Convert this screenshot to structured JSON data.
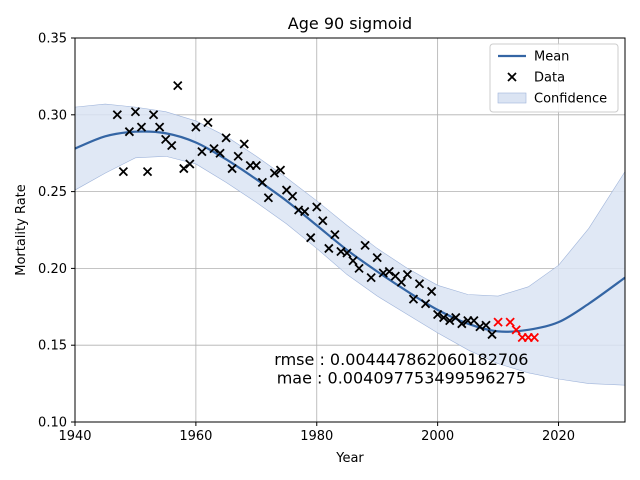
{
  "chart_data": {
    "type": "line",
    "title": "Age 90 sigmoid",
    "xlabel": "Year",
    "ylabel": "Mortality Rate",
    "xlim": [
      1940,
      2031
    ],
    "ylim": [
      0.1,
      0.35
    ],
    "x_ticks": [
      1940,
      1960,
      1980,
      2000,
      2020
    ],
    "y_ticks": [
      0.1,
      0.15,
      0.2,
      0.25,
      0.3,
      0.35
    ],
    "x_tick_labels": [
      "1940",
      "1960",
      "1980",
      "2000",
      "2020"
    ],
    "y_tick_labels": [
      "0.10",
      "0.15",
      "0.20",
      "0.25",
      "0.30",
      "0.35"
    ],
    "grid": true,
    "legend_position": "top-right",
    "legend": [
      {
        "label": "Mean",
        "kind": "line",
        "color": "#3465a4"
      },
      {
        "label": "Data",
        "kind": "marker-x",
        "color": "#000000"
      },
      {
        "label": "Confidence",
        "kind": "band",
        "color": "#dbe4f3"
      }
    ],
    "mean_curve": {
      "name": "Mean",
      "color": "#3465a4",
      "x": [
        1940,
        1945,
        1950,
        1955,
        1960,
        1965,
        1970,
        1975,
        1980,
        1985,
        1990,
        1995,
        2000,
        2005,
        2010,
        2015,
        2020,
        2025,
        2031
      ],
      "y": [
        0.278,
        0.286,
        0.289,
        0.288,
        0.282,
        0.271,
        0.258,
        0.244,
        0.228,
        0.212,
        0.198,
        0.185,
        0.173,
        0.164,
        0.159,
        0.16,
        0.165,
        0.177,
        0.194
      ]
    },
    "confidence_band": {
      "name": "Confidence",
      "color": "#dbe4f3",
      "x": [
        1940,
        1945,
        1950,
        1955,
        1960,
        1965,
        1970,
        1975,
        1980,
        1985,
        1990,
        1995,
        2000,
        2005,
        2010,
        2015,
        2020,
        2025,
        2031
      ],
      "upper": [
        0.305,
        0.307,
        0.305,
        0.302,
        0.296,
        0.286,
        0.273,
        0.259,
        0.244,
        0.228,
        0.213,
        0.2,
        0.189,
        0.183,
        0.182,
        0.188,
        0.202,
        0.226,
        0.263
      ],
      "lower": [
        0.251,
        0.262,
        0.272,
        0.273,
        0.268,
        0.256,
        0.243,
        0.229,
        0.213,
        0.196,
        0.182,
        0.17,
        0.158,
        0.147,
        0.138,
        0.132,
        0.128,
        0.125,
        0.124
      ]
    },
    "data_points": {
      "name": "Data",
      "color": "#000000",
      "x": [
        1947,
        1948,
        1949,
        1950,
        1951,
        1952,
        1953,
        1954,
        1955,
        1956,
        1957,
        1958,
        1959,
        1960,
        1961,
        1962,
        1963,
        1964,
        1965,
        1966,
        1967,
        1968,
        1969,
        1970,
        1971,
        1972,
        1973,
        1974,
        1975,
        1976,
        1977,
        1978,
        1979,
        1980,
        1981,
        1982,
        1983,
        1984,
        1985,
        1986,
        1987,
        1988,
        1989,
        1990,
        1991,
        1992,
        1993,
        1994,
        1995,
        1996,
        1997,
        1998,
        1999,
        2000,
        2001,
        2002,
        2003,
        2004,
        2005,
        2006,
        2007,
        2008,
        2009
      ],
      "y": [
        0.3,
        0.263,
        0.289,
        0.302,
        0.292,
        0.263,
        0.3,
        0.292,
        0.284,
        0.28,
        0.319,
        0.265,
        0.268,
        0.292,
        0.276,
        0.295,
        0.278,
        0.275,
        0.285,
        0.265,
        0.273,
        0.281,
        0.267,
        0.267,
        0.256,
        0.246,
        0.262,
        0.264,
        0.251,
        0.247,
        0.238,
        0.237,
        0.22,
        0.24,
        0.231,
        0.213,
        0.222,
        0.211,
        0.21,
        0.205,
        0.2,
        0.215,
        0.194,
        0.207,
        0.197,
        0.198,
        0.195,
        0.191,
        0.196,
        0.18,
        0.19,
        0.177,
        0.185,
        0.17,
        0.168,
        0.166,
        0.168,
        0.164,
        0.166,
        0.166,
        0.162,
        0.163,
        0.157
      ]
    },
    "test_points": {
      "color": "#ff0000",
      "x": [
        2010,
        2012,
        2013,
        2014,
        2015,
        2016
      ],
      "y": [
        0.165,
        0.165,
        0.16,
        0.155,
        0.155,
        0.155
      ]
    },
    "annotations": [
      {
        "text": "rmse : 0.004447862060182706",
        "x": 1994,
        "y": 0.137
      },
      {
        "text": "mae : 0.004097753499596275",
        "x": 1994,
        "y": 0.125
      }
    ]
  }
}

---

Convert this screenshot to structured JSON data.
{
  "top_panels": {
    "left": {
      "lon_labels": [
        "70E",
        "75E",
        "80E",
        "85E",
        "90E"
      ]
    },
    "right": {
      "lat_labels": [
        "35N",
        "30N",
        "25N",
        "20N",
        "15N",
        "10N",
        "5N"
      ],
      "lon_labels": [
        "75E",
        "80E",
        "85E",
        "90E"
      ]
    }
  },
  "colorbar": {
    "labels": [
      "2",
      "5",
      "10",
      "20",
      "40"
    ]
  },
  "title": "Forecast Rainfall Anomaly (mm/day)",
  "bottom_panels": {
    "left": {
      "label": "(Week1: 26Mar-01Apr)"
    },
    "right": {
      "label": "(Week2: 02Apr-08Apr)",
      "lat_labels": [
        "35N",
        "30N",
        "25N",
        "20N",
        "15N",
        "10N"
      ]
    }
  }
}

---

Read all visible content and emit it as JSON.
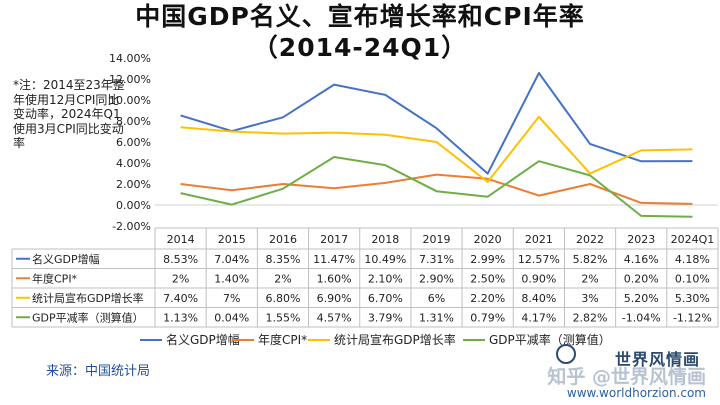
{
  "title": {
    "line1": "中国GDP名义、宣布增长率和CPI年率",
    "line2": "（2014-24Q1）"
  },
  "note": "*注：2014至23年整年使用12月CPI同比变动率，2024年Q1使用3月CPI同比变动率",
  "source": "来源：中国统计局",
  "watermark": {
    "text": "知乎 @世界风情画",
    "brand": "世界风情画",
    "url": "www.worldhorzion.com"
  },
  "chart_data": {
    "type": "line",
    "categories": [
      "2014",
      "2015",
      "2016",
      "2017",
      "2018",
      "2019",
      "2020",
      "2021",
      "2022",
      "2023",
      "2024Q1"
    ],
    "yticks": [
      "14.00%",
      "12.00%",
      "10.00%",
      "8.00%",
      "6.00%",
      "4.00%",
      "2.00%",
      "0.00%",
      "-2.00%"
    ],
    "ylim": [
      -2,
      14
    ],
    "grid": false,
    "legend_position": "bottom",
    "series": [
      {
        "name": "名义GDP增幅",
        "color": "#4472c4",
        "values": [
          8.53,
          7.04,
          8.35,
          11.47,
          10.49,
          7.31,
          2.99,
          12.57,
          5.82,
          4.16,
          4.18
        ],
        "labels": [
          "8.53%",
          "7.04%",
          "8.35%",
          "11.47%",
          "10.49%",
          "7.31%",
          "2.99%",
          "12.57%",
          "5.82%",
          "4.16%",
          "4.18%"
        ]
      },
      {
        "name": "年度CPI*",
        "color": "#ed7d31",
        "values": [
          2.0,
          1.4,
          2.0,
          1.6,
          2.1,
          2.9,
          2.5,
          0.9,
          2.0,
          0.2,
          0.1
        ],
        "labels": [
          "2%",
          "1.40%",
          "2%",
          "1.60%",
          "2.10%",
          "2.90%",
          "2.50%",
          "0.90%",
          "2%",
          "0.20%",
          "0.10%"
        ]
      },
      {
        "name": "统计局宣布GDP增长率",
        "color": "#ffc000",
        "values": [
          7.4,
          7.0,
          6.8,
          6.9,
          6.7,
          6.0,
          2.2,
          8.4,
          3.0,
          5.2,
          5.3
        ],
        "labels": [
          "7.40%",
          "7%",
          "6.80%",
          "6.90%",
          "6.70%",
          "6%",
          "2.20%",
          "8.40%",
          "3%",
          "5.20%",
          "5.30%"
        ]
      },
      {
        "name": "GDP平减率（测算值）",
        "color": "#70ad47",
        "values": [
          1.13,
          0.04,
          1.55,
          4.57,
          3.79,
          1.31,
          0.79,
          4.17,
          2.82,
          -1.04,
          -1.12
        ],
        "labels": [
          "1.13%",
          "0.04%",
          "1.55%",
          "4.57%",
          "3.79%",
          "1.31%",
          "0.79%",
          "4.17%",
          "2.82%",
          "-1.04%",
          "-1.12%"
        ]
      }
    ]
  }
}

** WORK TO BE COMPLETED **
Using the material above, state how many lines include the string "title". Answer with a single number.

** CORRECT RESULT **
3